■ **EXTRACTED TEXT**:
▬▬▬▬▬▬▬▬▬▬

# Some more Photography!!



## Eddie_uv777 (Jun 7, 2007)

ok so a while back there was a post on photography, don't know if I posted it, or someone else did, but heres round #2


----------



## Rick (Jun 7, 2007)

Not bad at all!!


----------



## Bound (Jun 7, 2007)

The last one is a very cool abstract!


----------



## Buzz762 (Jun 7, 2007)

Very cool.. Would you happen to have a higher resolution version of that last one? It'd make a very cool desktop background


----------



## Eddie_uv777 (Jun 7, 2007)

yeah man I'll upload a higher resolution one





that good enough?


----------



## Chris (Jun 7, 2007)

http://www.sevenstring.org/forum/movies-books-tv-media/18567-photography-thread.html


----------



## Chris (Jun 7, 2007)

Great pics, btw.


----------



## Shawn (Jun 7, 2007)

Nice pics.


----------



## Buzz762 (Jun 8, 2007)

Eddie_uv777 said:


> yeah man I'll upload a higher resolution one
> 
> 
> 
> ...



Thanks so much, man. I love that shot!


----------



## swedenuck (Jun 8, 2007)

Eddie_uv777 said:


>



It's the fury before the uni-brow


----------



## playstopause (Jun 8, 2007)

You like macro lens, don't you?


----------



## Eddie_uv777 (Jun 8, 2007)

thank's guy 

I decided to take a shot of my bro today


----------



## Michael (Jun 8, 2007)

Great work!


----------



## Vegetta (Jun 9, 2007)

I quite like the Flower and the shot of the wall


----------

▬▬▬▬▬▬▬▬▬▬

■ **EXTRACTED ENTRIES**:
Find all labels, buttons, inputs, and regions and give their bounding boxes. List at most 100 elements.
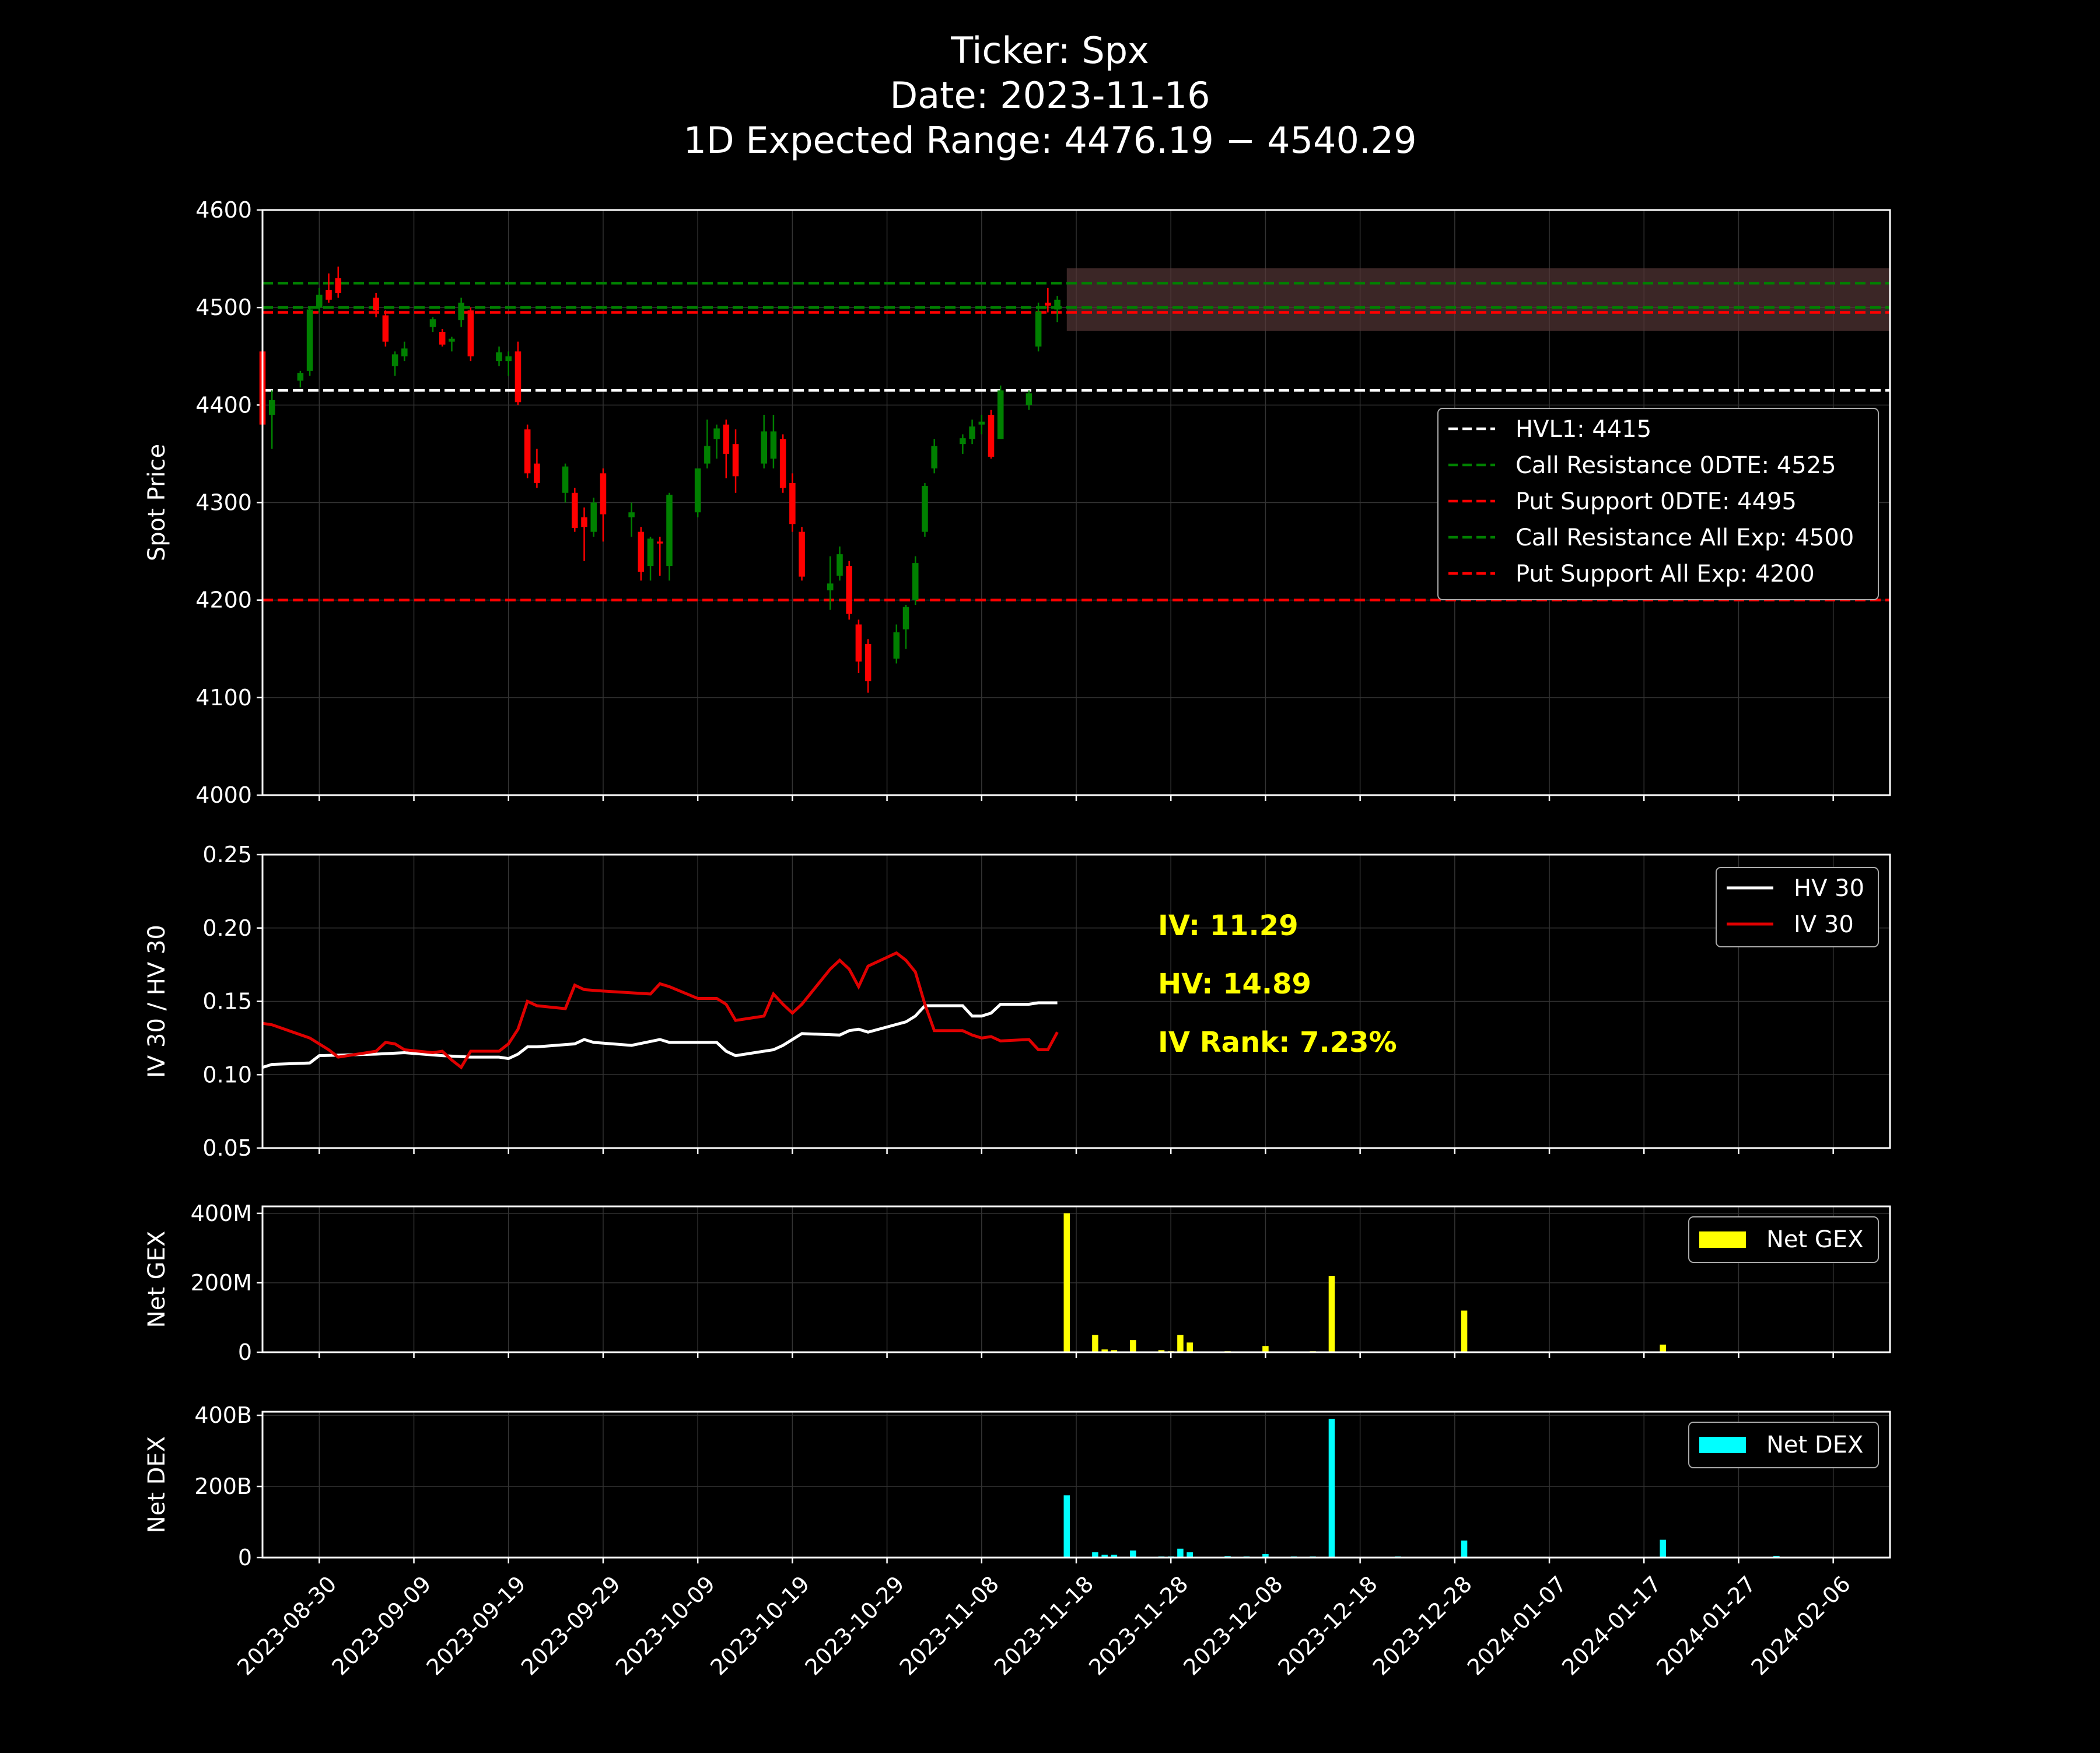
candle-body bbox=[268, 400, 275, 415]
candle-body bbox=[562, 466, 569, 493]
candle-body bbox=[978, 421, 985, 425]
candle-body bbox=[723, 424, 730, 454]
y-tick-label: 0.05 bbox=[202, 1135, 252, 1161]
dex-bar bbox=[1111, 1555, 1118, 1558]
gex-bar bbox=[1262, 1346, 1269, 1352]
candle-body bbox=[969, 426, 975, 439]
y-tick-label: 4600 bbox=[195, 197, 252, 223]
candle-body bbox=[779, 439, 786, 488]
iv-stat-text: IV: 11.29 bbox=[1158, 909, 1298, 942]
legend-box bbox=[1688, 1422, 1879, 1468]
candle-body bbox=[922, 486, 928, 532]
expected-range-band bbox=[1066, 268, 1890, 331]
legend-label: Net GEX bbox=[1766, 1226, 1864, 1253]
candle-body bbox=[628, 512, 635, 517]
legend-label: Put Support 0DTE: 4495 bbox=[1516, 488, 1797, 515]
candle-body bbox=[846, 566, 852, 614]
candle-body bbox=[638, 531, 645, 572]
gex-bar bbox=[1111, 1350, 1118, 1352]
y-tick-label: 200B bbox=[194, 1474, 252, 1499]
legend-label: IV 30 bbox=[1794, 911, 1854, 938]
plot-frame bbox=[261, 853, 1891, 1149]
chart-title-expected-range: 1D Expected Range: 4476.19 − 4540.29 bbox=[683, 119, 1416, 162]
legend-box bbox=[1688, 1216, 1879, 1263]
dex-bar bbox=[1262, 1553, 1269, 1558]
legend-swatch bbox=[1699, 1437, 1746, 1453]
candle-body bbox=[931, 446, 937, 468]
candle-body bbox=[590, 502, 597, 532]
candle-body bbox=[761, 431, 767, 464]
candle-body bbox=[449, 338, 455, 342]
candle-body bbox=[514, 351, 522, 403]
candle-body bbox=[864, 643, 872, 681]
legend-box bbox=[1437, 408, 1879, 600]
candle-body bbox=[988, 415, 995, 457]
candle-body bbox=[997, 390, 1004, 439]
y-tick-label: 4300 bbox=[195, 490, 252, 516]
dex-bar bbox=[1660, 1539, 1666, 1558]
candle-body bbox=[1026, 393, 1032, 405]
y-axis-label: Net GEX bbox=[144, 1231, 170, 1328]
y-tick-label: 0 bbox=[238, 1545, 252, 1570]
candle-body bbox=[524, 429, 531, 474]
dex-bar bbox=[1130, 1550, 1136, 1558]
candle-body bbox=[732, 444, 739, 477]
candle-body bbox=[713, 428, 720, 439]
candle-body bbox=[505, 356, 512, 362]
y-tick-label: 4500 bbox=[195, 295, 252, 320]
candle-body bbox=[401, 348, 408, 356]
legend-label: Net DEX bbox=[1766, 1432, 1863, 1458]
hv-stat-text: HV: 14.89 bbox=[1158, 968, 1311, 1000]
candle-body bbox=[534, 463, 540, 484]
candle-body bbox=[429, 319, 436, 327]
candle-body bbox=[893, 632, 900, 659]
dex-bar bbox=[1773, 1555, 1780, 1558]
y-tick-label: 4000 bbox=[195, 782, 252, 808]
candle-body bbox=[572, 492, 578, 528]
y-tick-label: 4400 bbox=[195, 392, 252, 418]
gex-bar bbox=[1328, 1276, 1335, 1352]
candle-body bbox=[373, 298, 379, 311]
dex-bar bbox=[1328, 1419, 1335, 1558]
gex-bar bbox=[1092, 1335, 1098, 1352]
candle-body bbox=[600, 473, 607, 515]
y-axis-label: Net DEX bbox=[144, 1436, 170, 1533]
dex-bar bbox=[1092, 1552, 1098, 1558]
gex-bar bbox=[1186, 1342, 1193, 1352]
gex-bar bbox=[1101, 1349, 1108, 1352]
plot-frame bbox=[261, 1205, 1891, 1353]
candle-body bbox=[581, 517, 587, 527]
chart-title-date: Date: 2023-11-16 bbox=[890, 74, 1210, 117]
legend-label: HV 30 bbox=[1794, 875, 1864, 902]
y-tick-label: 0.15 bbox=[202, 989, 252, 1014]
candle-body bbox=[467, 310, 474, 356]
chart-title-ticker: Ticker: Spx bbox=[950, 29, 1149, 72]
hv-30-line bbox=[262, 1001, 1058, 1069]
dex-bar bbox=[1186, 1552, 1193, 1558]
candle-body bbox=[335, 278, 342, 293]
candle-body bbox=[855, 624, 862, 662]
candle-body bbox=[912, 563, 919, 600]
candle-body bbox=[496, 352, 502, 362]
y-tick-label: 0.10 bbox=[202, 1062, 252, 1087]
candle-body bbox=[382, 315, 389, 342]
candle-body bbox=[1054, 299, 1060, 310]
plot-frame bbox=[261, 209, 1891, 796]
candle-body bbox=[316, 295, 323, 308]
legend-label: HVL1: 4415 bbox=[1516, 416, 1651, 443]
y-axis-label: Spot Price bbox=[144, 444, 170, 561]
dex-bar bbox=[1063, 1495, 1070, 1558]
candle-body bbox=[326, 290, 332, 300]
candle-body bbox=[902, 607, 909, 629]
candle-body bbox=[704, 446, 710, 464]
y-axis-label: IV 30 / HV 30 bbox=[144, 925, 170, 1078]
gex-bar bbox=[1461, 1310, 1468, 1352]
legend-label: Call Resistance All Exp: 4500 bbox=[1516, 524, 1854, 551]
candle-body bbox=[458, 302, 464, 320]
candle-body bbox=[836, 554, 843, 576]
dex-bar bbox=[1177, 1548, 1184, 1558]
y-tick-label: 4200 bbox=[195, 587, 252, 613]
candle-body bbox=[391, 354, 398, 366]
candle-body bbox=[1045, 302, 1051, 306]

▬▬▬▬▬▬▬▬▬▬

■ **TASKS TO PERFORM**:
A) Answer each question in one line, using the photography thread above, and mark the answers (i), (ii) and (iii).
(i) What did Buzz762 ask Eddie_uv777 for, and for what use?
(ii) Whom did Eddie_uv777 say he photographed on June 8?
(iii) Which two pictures did Vegetta say he liked?
B) Summarize the photography thread above in two sentences.

■ **RESPONSES**:
A)
(i) A higher-resolution version of the last picture, to use as a desktop background.
(ii) His brother.
(iii) The flower and the shot of the wall.

B) Eddie_uv777 opens a second round of photography, and other members praise the pictures, with one calling the last a very cool abstract and Buzz762 asking for a higher-resolution version to use as a desktop background. Eddie_uv777 agrees to upload one and later adds a shot of his brother, while Chris links an earlier photography thread and Vegetta singles out the flower and the wall.